> **Excerpted data**:
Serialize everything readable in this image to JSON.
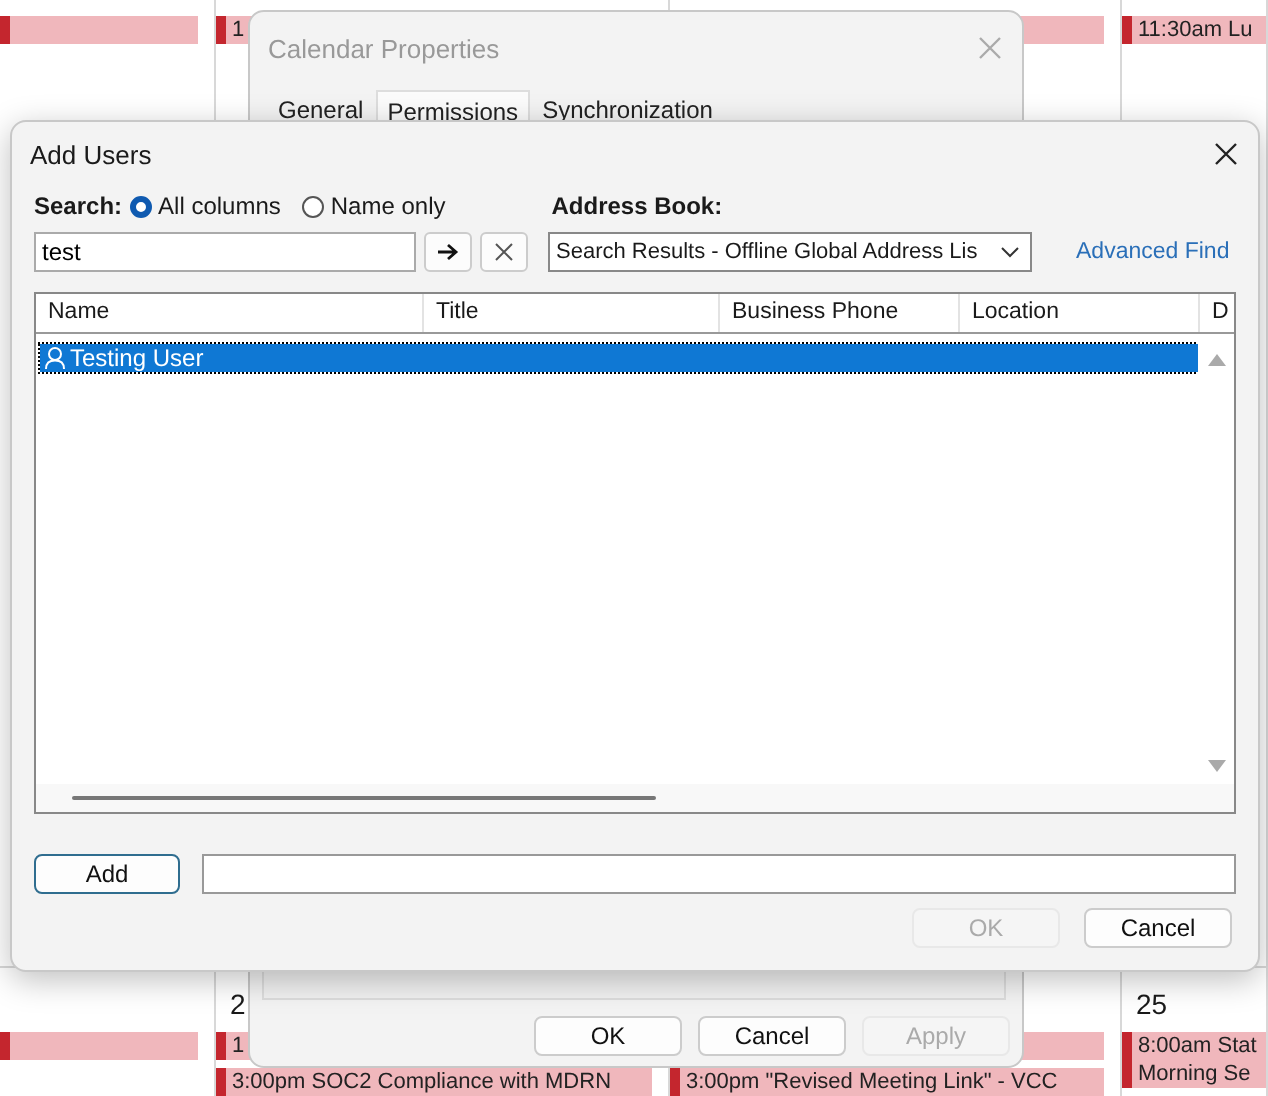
{
  "calendar": {
    "weeks": [
      {
        "cells": [
          {
            "events": [
              {
                "kind": "bar"
              }
            ]
          },
          {
            "events": [
              {
                "kind": "text",
                "lines": [
                  "1"
                ]
              }
            ]
          },
          {
            "events": [
              {
                "kind": "bar"
              }
            ]
          },
          {
            "events": [
              {
                "kind": "text",
                "lines": [
                  "11:30am Lu"
                ]
              }
            ]
          }
        ]
      },
      {
        "cells": [
          {
            "events": [
              {
                "kind": "bar"
              }
            ]
          },
          {
            "day": "2",
            "events": [
              {
                "kind": "text",
                "lines": [
                  "1"
                ]
              },
              {
                "kind": "text",
                "lines": [
                  "3:00pm SOC2 Compliance with MDRN"
                ]
              }
            ]
          },
          {
            "events": [
              {
                "kind": "bar"
              },
              {
                "kind": "text",
                "lines": [
                  "3:00pm \"Revised Meeting Link\"  - VCC"
                ]
              }
            ]
          },
          {
            "day": "25",
            "events": [
              {
                "kind": "text",
                "lines": [
                  "8:00am Stat",
                  "Morning Se"
                ]
              }
            ]
          }
        ]
      }
    ]
  },
  "calendar_properties": {
    "title": "Calendar Properties",
    "tabs": [
      {
        "label": "General",
        "selected": false
      },
      {
        "label": "Permissions",
        "selected": true
      },
      {
        "label": "Synchronization",
        "selected": false
      }
    ],
    "buttons": [
      {
        "label": "OK",
        "disabled": false
      },
      {
        "label": "Cancel",
        "disabled": false
      },
      {
        "label": "Apply",
        "disabled": true
      }
    ]
  },
  "add_users": {
    "title": "Add Users",
    "search": {
      "label": "Search:",
      "options": [
        {
          "label": "All columns",
          "selected": true
        },
        {
          "label": "Name only",
          "selected": false
        }
      ],
      "value": "test"
    },
    "address_book": {
      "label": "Address Book:",
      "value": "Search Results - Offline Global Address Lis"
    },
    "advanced_find": "Advanced Find",
    "table": {
      "columns": [
        "Name",
        "Title",
        "Business Phone",
        "Location",
        "D"
      ],
      "rows": [
        {
          "name": "Testing User",
          "selected": true
        }
      ]
    },
    "add_button": "Add",
    "buttons": [
      {
        "label": "OK",
        "disabled": true
      },
      {
        "label": "Cancel",
        "disabled": false
      }
    ]
  }
}
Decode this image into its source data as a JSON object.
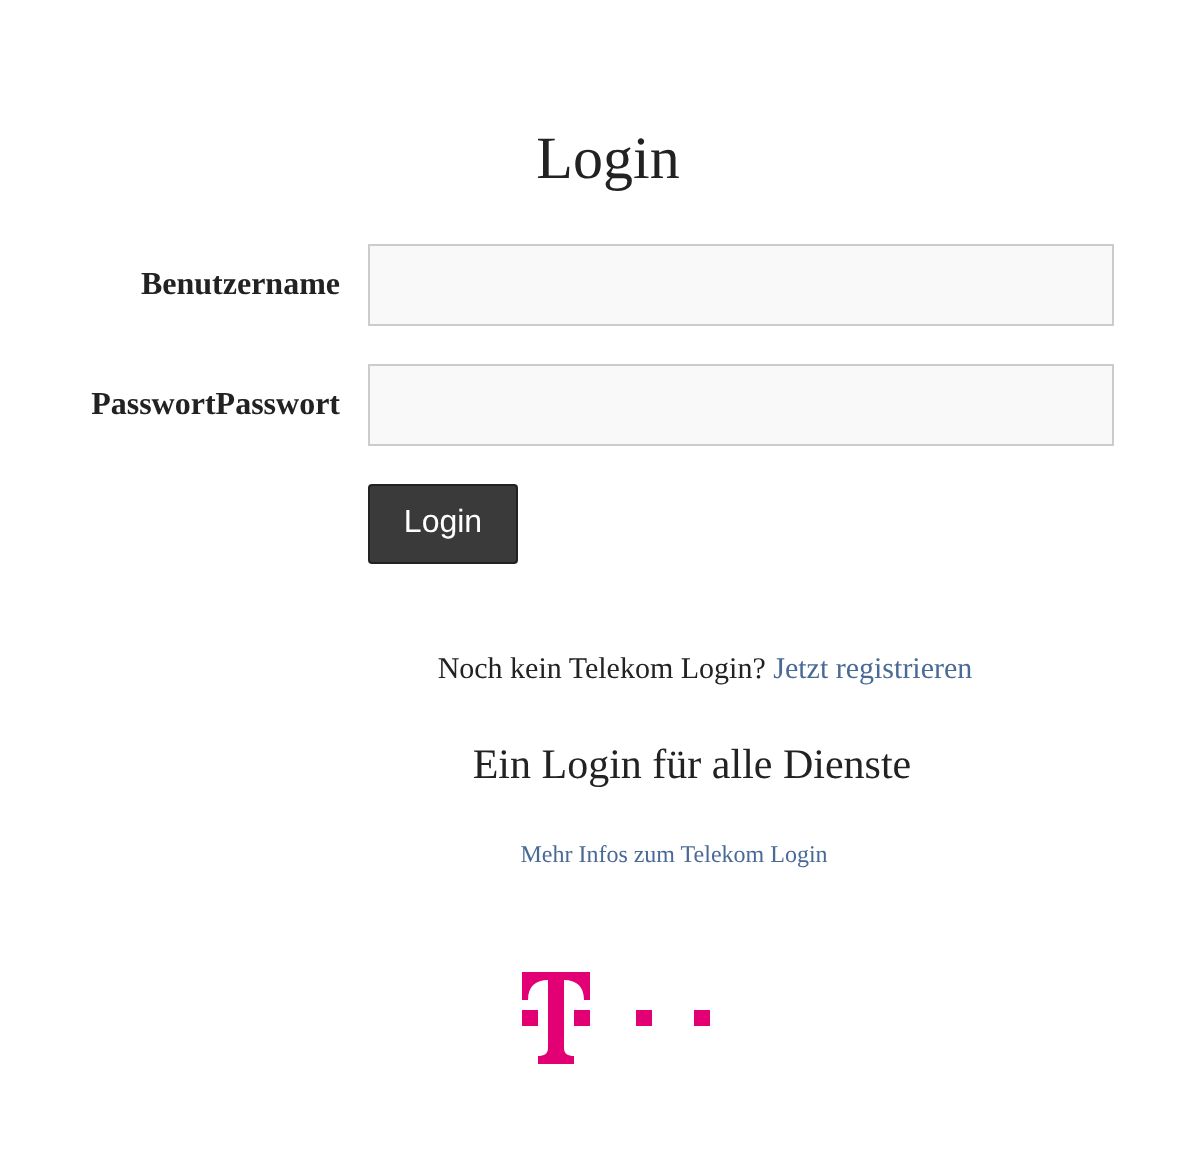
{
  "title": "Login",
  "fields": [
    {
      "label": "Benutzername"
    },
    {
      "label": "PasswortPasswort"
    }
  ],
  "submit_button": "Login",
  "register_prompt": {
    "text": "Noch kein Telekom Login?",
    "link": "Jetzt registrieren"
  },
  "tagline": "Ein Login für alle Dienste",
  "info_link": "Mehr Infos zum Telekom Login"
}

> **Task goal**: Reproduce nothing but the lines that run from the line containing "Decode this image" through the last line of the records, inclusive. Omit the pictures.

> **Solution**:
Decode this image into its source data as a JSON object.
{
  "title": "Login",
  "fields": [
    {
      "label": "Benutzername"
    },
    {
      "label": "PasswortPasswort"
    }
  ],
  "submit_button": "Login",
  "register_prompt": {
    "text": "Noch kein Telekom Login?",
    "link": "Jetzt registrieren"
  },
  "tagline": "Ein Login für alle Dienste",
  "info_link": "Mehr Infos zum Telekom Login"
}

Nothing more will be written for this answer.